#### DATA EXCERPTS:
────────────────────────────────────────

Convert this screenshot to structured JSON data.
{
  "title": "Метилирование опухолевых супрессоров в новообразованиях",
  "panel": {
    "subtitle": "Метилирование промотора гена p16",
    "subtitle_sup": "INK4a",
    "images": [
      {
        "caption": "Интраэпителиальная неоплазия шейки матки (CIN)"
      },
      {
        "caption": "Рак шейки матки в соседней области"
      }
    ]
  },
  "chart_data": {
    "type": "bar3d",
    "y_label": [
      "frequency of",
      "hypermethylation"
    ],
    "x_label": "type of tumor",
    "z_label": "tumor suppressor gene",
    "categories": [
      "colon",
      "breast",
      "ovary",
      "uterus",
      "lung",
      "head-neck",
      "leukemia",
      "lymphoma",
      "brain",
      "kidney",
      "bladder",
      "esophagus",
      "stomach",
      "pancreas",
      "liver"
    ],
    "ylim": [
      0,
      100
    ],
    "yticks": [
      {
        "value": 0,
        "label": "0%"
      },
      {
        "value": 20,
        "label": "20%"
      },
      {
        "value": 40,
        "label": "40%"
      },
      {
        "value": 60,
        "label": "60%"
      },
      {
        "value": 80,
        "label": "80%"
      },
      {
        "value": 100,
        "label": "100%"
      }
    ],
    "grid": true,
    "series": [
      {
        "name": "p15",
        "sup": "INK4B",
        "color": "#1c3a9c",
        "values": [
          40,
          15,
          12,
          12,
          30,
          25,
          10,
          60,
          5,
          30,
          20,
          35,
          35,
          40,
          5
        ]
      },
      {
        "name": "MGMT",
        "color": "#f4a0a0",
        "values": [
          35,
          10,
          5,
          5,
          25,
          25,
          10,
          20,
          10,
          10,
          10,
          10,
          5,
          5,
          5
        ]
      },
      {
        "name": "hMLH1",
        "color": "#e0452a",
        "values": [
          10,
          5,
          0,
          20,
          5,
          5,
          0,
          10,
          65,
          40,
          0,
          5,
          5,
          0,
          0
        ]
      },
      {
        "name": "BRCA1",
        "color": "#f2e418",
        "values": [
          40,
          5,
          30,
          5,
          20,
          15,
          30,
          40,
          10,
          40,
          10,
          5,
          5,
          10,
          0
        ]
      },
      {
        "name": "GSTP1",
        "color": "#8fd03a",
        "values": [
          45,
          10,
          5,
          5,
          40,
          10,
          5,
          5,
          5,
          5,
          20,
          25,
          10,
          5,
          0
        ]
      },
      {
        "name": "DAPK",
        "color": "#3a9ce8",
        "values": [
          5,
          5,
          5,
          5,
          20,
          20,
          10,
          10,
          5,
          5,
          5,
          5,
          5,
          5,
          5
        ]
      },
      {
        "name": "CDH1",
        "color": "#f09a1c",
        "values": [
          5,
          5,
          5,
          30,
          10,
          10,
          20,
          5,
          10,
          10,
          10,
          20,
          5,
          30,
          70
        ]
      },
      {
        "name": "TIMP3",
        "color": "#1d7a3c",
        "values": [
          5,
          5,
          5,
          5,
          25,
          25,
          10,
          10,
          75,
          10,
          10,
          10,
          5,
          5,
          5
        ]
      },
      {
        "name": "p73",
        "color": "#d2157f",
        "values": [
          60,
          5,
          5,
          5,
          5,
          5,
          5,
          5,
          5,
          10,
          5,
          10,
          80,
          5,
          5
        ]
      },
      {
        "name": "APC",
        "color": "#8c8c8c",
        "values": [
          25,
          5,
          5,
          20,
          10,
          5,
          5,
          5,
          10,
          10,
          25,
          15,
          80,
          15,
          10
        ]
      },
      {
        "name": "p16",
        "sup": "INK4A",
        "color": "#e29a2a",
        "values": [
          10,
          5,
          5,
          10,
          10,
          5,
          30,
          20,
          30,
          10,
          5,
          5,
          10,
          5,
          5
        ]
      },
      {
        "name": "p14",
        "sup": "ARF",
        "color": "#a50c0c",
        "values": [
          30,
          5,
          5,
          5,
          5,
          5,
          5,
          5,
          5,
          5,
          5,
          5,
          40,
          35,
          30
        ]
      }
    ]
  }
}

────────────────────────────────────────

Output the listing above in full. Every line must match.

#### ANSWER SPACE:
Convert this screenshot to structured JSON data.
{
  "title": "Метилирование опухолевых супрессоров в новообразованиях",
  "panel": {
    "subtitle": "Метилирование промотора гена p16",
    "subtitle_sup": "INK4a",
    "images": [
      {
        "caption": "Интраэпителиальная неоплазия шейки матки (CIN)"
      },
      {
        "caption": "Рак шейки матки в соседней области"
      }
    ]
  },
  "chart_data": {
    "type": "bar3d",
    "y_label": [
      "frequency of",
      "hypermethylation"
    ],
    "x_label": "type of tumor",
    "z_label": "tumor suppressor gene",
    "categories": [
      "colon",
      "breast",
      "ovary",
      "uterus",
      "lung",
      "head-neck",
      "leukemia",
      "lymphoma",
      "brain",
      "kidney",
      "bladder",
      "esophagus",
      "stomach",
      "pancreas",
      "liver"
    ],
    "ylim": [
      0,
      100
    ],
    "yticks": [
      {
        "value": 0,
        "label": "0%"
      },
      {
        "value": 20,
        "label": "20%"
      },
      {
        "value": 40,
        "label": "40%"
      },
      {
        "value": 60,
        "label": "60%"
      },
      {
        "value": 80,
        "label": "80%"
      },
      {
        "value": 100,
        "label": "100%"
      }
    ],
    "grid": true,
    "series": [
      {
        "name": "p15",
        "sup": "INK4B",
        "color": "#1c3a9c",
        "values": [
          40,
          15,
          12,
          12,
          30,
          25,
          10,
          60,
          5,
          30,
          20,
          35,
          35,
          40,
          5
        ]
      },
      {
        "name": "MGMT",
        "color": "#f4a0a0",
        "values": [
          35,
          10,
          5,
          5,
          25,
          25,
          10,
          20,
          10,
          10,
          10,
          10,
          5,
          5,
          5
        ]
      },
      {
        "name": "hMLH1",
        "color": "#e0452a",
        "values": [
          10,
          5,
          0,
          20,
          5,
          5,
          0,
          10,
          65,
          40,
          0,
          5,
          5,
          0,
          0
        ]
      },
      {
        "name": "BRCA1",
        "color": "#f2e418",
        "values": [
          40,
          5,
          30,
          5,
          20,
          15,
          30,
          40,
          10,
          40,
          10,
          5,
          5,
          10,
          0
        ]
      },
      {
        "name": "GSTP1",
        "color": "#8fd03a",
        "values": [
          45,
          10,
          5,
          5,
          40,
          10,
          5,
          5,
          5,
          5,
          20,
          25,
          10,
          5,
          0
        ]
      },
      {
        "name": "DAPK",
        "color": "#3a9ce8",
        "values": [
          5,
          5,
          5,
          5,
          20,
          20,
          10,
          10,
          5,
          5,
          5,
          5,
          5,
          5,
          5
        ]
      },
      {
        "name": "CDH1",
        "color": "#f09a1c",
        "values": [
          5,
          5,
          5,
          30,
          10,
          10,
          20,
          5,
          10,
          10,
          10,
          20,
          5,
          30,
          70
        ]
      },
      {
        "name": "TIMP3",
        "color": "#1d7a3c",
        "values": [
          5,
          5,
          5,
          5,
          25,
          25,
          10,
          10,
          75,
          10,
          10,
          10,
          5,
          5,
          5
        ]
      },
      {
        "name": "p73",
        "color": "#d2157f",
        "values": [
          60,
          5,
          5,
          5,
          5,
          5,
          5,
          5,
          5,
          10,
          5,
          10,
          80,
          5,
          5
        ]
      },
      {
        "name": "APC",
        "color": "#8c8c8c",
        "values": [
          25,
          5,
          5,
          20,
          10,
          5,
          5,
          5,
          10,
          10,
          25,
          15,
          80,
          15,
          10
        ]
      },
      {
        "name": "p16",
        "sup": "INK4A",
        "color": "#e29a2a",
        "values": [
          10,
          5,
          5,
          10,
          10,
          5,
          30,
          20,
          30,
          10,
          5,
          5,
          10,
          5,
          5
        ]
      },
      {
        "name": "p14",
        "sup": "ARF",
        "color": "#a50c0c",
        "values": [
          30,
          5,
          5,
          5,
          5,
          5,
          5,
          5,
          5,
          5,
          5,
          5,
          40,
          35,
          30
        ]
      }
    ]
  }
}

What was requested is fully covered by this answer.